● **Short problem**
Among the records that follow, count the lines with the string "title"; report only that count.
— begin Given records —
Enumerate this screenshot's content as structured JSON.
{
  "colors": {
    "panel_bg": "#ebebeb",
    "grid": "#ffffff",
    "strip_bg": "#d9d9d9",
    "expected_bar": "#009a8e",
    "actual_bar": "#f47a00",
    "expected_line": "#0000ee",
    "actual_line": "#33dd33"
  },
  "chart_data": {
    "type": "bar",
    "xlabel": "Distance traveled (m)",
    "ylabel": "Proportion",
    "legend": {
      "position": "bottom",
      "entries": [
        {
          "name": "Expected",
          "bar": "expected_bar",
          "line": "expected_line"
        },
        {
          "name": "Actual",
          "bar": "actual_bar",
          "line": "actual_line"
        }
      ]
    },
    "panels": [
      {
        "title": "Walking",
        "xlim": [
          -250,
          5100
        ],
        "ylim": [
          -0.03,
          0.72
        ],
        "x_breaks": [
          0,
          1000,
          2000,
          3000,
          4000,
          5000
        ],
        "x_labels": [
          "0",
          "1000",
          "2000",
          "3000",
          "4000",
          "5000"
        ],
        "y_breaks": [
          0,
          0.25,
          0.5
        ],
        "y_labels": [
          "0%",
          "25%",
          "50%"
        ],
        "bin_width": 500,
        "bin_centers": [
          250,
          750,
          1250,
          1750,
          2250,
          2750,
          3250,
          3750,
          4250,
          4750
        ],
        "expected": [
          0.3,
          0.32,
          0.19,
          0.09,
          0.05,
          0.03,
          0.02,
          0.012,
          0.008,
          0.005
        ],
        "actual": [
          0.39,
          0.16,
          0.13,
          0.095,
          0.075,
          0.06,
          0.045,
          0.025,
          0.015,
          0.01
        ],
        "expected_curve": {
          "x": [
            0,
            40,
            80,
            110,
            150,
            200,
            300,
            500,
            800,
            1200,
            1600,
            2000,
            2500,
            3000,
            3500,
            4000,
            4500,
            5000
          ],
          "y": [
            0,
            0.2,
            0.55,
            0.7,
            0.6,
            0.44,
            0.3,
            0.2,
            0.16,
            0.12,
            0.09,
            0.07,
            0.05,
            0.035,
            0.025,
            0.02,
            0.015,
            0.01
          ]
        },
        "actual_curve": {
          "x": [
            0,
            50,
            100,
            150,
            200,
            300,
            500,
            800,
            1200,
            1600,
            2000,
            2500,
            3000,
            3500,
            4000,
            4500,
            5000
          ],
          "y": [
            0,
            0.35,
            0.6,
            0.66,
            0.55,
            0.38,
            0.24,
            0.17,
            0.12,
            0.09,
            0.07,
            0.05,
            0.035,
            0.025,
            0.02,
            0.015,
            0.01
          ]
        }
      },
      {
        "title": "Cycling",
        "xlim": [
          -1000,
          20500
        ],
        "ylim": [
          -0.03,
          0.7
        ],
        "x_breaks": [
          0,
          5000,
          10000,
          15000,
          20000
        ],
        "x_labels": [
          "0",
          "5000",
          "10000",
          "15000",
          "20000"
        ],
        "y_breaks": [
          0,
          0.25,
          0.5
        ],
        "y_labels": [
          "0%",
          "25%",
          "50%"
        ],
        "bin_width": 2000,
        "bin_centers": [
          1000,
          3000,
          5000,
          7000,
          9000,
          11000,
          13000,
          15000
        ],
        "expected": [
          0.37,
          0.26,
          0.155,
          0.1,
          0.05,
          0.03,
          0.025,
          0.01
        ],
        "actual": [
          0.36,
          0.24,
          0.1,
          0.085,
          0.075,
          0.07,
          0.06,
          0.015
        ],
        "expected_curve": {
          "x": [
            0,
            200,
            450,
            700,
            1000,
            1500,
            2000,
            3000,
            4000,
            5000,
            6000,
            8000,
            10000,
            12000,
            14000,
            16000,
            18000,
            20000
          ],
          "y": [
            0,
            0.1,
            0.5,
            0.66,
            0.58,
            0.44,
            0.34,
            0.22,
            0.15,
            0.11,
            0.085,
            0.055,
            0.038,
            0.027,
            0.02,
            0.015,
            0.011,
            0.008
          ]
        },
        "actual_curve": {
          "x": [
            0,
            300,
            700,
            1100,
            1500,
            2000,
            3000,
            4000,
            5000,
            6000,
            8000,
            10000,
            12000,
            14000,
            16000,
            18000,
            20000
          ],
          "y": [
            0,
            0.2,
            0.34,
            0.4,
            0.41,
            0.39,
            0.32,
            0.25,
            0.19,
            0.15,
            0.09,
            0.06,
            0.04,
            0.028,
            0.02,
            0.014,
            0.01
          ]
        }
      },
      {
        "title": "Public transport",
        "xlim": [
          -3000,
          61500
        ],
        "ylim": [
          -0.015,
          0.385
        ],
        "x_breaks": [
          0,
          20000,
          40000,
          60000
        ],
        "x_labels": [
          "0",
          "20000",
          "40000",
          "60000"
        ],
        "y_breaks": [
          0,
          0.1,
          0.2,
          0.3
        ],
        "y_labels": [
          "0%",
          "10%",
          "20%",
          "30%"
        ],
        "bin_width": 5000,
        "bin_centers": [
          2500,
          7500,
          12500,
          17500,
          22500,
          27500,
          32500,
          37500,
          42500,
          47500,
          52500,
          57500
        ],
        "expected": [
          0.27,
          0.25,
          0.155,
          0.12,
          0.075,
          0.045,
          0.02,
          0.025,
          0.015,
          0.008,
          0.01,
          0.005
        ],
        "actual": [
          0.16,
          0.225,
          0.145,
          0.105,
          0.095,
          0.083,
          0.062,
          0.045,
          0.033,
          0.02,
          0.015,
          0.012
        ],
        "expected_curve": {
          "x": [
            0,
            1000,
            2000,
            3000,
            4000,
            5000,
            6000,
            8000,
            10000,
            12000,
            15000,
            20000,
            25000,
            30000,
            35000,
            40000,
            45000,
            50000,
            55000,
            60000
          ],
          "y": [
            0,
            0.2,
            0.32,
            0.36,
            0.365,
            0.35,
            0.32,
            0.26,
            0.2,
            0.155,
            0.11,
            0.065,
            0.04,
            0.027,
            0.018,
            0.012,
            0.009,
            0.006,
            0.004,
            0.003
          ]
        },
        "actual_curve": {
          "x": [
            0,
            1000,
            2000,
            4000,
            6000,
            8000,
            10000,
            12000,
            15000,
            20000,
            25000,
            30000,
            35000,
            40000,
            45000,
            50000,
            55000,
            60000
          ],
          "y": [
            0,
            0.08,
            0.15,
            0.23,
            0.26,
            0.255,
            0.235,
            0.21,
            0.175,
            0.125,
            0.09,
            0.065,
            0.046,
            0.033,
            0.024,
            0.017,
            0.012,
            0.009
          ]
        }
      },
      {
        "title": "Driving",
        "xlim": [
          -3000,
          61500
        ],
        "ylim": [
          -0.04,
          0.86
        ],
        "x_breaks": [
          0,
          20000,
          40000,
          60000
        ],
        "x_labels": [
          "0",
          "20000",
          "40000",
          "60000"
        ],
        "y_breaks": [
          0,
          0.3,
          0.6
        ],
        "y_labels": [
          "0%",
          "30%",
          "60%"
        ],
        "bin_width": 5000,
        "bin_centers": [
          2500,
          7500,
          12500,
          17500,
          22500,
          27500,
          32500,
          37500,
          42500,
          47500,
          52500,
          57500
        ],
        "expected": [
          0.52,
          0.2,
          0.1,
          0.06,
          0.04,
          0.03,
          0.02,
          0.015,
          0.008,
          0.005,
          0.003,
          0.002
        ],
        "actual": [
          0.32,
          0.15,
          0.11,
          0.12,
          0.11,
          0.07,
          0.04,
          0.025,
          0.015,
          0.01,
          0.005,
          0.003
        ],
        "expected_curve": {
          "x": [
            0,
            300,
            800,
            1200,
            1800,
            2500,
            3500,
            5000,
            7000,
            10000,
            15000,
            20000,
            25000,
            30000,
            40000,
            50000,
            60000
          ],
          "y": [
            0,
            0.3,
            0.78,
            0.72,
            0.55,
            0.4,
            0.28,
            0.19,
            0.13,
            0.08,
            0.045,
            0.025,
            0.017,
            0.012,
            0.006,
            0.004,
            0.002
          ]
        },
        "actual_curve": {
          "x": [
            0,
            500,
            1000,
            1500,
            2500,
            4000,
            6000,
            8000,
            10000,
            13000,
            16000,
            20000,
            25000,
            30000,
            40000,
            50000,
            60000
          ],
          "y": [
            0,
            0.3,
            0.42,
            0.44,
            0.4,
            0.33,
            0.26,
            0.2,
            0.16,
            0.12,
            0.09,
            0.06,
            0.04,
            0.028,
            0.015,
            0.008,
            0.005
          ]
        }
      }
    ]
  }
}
— end Given records —
● **Result for this exercise**
4